State how many lines in the listing below include the word "vendors", and add nothing besides the number.

# Start of Extracted data

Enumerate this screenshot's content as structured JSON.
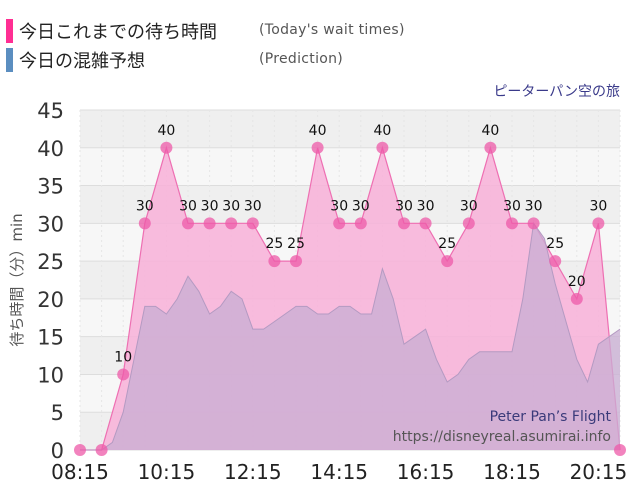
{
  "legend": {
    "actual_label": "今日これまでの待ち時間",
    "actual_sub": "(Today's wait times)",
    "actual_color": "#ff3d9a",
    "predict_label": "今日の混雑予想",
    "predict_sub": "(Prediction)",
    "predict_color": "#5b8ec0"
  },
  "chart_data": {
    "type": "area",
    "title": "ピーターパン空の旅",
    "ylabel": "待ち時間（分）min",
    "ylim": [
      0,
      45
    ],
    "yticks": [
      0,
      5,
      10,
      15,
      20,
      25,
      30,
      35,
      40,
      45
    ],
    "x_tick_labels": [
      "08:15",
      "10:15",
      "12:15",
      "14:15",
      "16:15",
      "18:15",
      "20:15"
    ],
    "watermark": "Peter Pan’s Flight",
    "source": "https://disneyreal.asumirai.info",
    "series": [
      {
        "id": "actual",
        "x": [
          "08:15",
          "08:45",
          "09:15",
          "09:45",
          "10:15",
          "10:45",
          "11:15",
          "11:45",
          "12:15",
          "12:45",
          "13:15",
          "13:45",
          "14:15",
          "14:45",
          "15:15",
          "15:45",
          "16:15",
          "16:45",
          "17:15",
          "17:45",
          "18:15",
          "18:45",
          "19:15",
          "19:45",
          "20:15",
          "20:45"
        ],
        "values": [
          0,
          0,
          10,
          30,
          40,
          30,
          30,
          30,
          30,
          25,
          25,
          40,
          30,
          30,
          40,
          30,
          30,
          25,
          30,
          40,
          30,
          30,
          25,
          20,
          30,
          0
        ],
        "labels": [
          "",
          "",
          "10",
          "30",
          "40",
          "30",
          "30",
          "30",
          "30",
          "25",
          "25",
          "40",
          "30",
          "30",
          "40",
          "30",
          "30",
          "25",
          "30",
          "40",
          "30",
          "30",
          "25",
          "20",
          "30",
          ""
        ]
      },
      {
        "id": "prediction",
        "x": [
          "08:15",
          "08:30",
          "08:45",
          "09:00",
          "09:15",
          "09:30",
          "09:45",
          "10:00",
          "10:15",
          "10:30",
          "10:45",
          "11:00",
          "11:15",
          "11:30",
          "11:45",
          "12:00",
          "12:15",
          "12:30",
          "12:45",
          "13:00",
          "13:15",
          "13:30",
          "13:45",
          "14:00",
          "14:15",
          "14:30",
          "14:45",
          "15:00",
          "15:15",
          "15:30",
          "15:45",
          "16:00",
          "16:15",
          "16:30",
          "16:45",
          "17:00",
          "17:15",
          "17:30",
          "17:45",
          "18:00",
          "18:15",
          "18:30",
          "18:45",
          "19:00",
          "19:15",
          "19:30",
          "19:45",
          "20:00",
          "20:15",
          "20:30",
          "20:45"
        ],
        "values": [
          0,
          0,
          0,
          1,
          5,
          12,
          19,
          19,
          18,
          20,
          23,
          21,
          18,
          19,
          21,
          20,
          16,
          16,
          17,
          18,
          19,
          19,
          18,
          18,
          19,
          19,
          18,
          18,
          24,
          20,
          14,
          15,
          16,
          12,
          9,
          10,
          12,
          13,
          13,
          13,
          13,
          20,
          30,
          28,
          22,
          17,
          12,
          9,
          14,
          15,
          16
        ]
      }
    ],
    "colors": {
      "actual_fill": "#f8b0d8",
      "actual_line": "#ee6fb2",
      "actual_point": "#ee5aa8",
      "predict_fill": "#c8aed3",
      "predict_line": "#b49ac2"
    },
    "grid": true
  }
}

# End of Extracted data
# Start of Extracted data

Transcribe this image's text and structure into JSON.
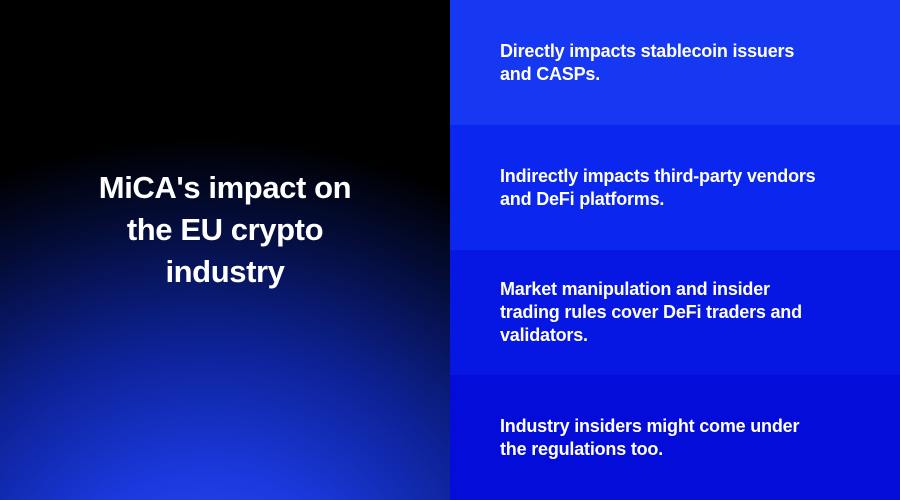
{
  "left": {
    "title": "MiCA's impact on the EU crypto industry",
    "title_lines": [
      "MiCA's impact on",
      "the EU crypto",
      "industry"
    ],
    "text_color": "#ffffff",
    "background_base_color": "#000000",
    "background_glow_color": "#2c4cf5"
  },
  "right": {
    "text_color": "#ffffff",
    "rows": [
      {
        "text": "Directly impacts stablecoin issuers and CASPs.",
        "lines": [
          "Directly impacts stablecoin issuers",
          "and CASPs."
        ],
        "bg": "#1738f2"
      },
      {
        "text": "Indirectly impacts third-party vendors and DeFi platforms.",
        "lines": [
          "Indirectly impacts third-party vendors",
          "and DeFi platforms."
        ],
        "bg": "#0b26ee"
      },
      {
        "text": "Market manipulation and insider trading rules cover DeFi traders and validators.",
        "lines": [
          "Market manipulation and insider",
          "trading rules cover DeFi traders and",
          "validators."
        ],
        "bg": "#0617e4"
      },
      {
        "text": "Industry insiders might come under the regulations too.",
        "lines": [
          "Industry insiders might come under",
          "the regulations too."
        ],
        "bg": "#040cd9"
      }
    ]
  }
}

# End of Extracted data

Result for this task: 2